● Written request
In the copy, include every entry exactly but none of the pictures.

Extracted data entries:
——————

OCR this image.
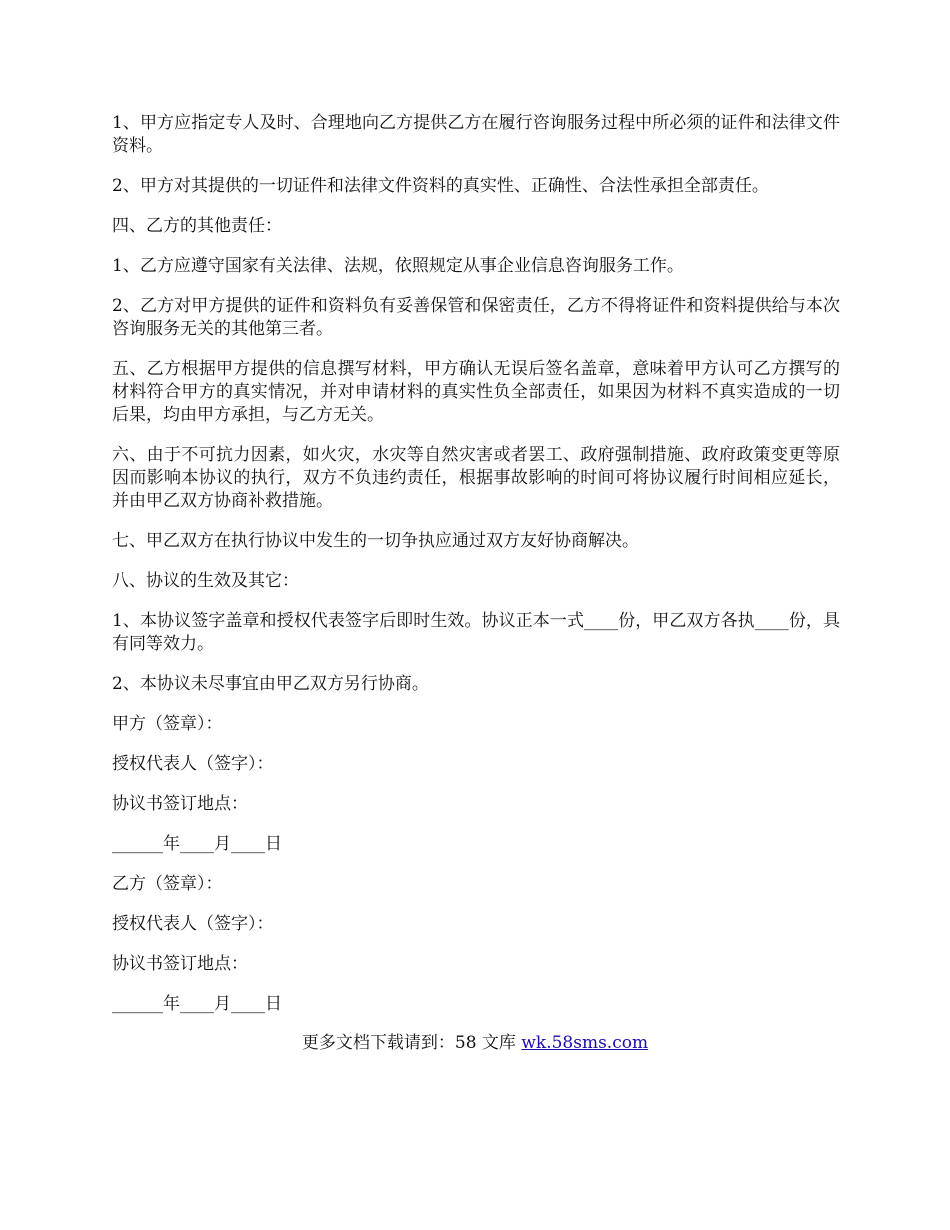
1、甲方应指定专人及时、合理地向乙方提供乙方在履行咨询服务过程中所必须的证件和法律文件资料。

2、甲方对其提供的一切证件和法律文件资料的真实性、正确性、合法性承担全部责任。

四、乙方的其他责任：

1、乙方应遵守国家有关法律、法规，依照规定从事企业信息咨询服务工作。

2、乙方对甲方提供的证件和资料负有妥善保管和保密责任，乙方不得将证件和资料提供给与本次咨询服务无关的其他第三者。

五、乙方根据甲方提供的信息撰写材料，甲方确认无误后签名盖章，意味着甲方认可乙方撰写的材料符合甲方的真实情况，并对申请材料的真实性负全部责任，如果因为材料不真实造成的一切后果，均由甲方承担，与乙方无关。

六、由于不可抗力因素，如火灾，水灾等自然灾害或者罢工、政府强制措施、政府政策变更等原因而影响本协议的执行，双方不负违约责任，根据事故影响的时间可将协议履行时间相应延长，并由甲乙双方协商补救措施。

七、甲乙双方在执行协议中发生的一切争执应通过双方友好协商解决。

八、协议的生效及其它：

1、本协议签字盖章和授权代表签字后即时生效。协议正本一式____份，甲乙双方各执____份，具有同等效力。

2、本协议未尽事宜由甲乙双方另行协商。

甲方（签章）：

授权代表人（签字）：

协议书签订地点：

______年____月____日

乙方（签章）：

授权代表人（签字）：

协议书签订地点：

______年____月____日

更多文档下载请到：58 文库 wk.58sms.com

——————

● Response for this exercise
OCR this image.
1、甲方应指定专人及时、合理地向乙方提供乙方在履行咨询服务过程中所必须的证件和法律文件资料。

2、甲方对其提供的一切证件和法律文件资料的真实性、正确性、合法性承担全部责任。

四、乙方的其他责任：

1、乙方应遵守国家有关法律、法规，依照规定从事企业信息咨询服务工作。

2、乙方对甲方提供的证件和资料负有妥善保管和保密责任，乙方不得将证件和资料提供给与本次咨询服务无关的其他第三者。

五、乙方根据甲方提供的信息撰写材料，甲方确认无误后签名盖章，意味着甲方认可乙方撰写的材料符合甲方的真实情况，并对申请材料的真实性负全部责任，如果因为材料不真实造成的一切后果，均由甲方承担，与乙方无关。

六、由于不可抗力因素，如火灾，水灾等自然灾害或者罢工、政府强制措施、政府政策变更等原因而影响本协议的执行，双方不负违约责任，根据事故影响的时间可将协议履行时间相应延长，并由甲乙双方协商补救措施。

七、甲乙双方在执行协议中发生的一切争执应通过双方友好协商解决。

八、协议的生效及其它：

1、本协议签字盖章和授权代表签字后即时生效。协议正本一式____份，甲乙双方各执____份，具有同等效力。

2、本协议未尽事宜由甲乙双方另行协商。

甲方（签章）：

授权代表人（签字）：

协议书签订地点：

______年____月____日

乙方（签章）：

授权代表人（签字）：

协议书签订地点：

______年____月____日

更多文档下载请到：58 文库 wk.58sms.com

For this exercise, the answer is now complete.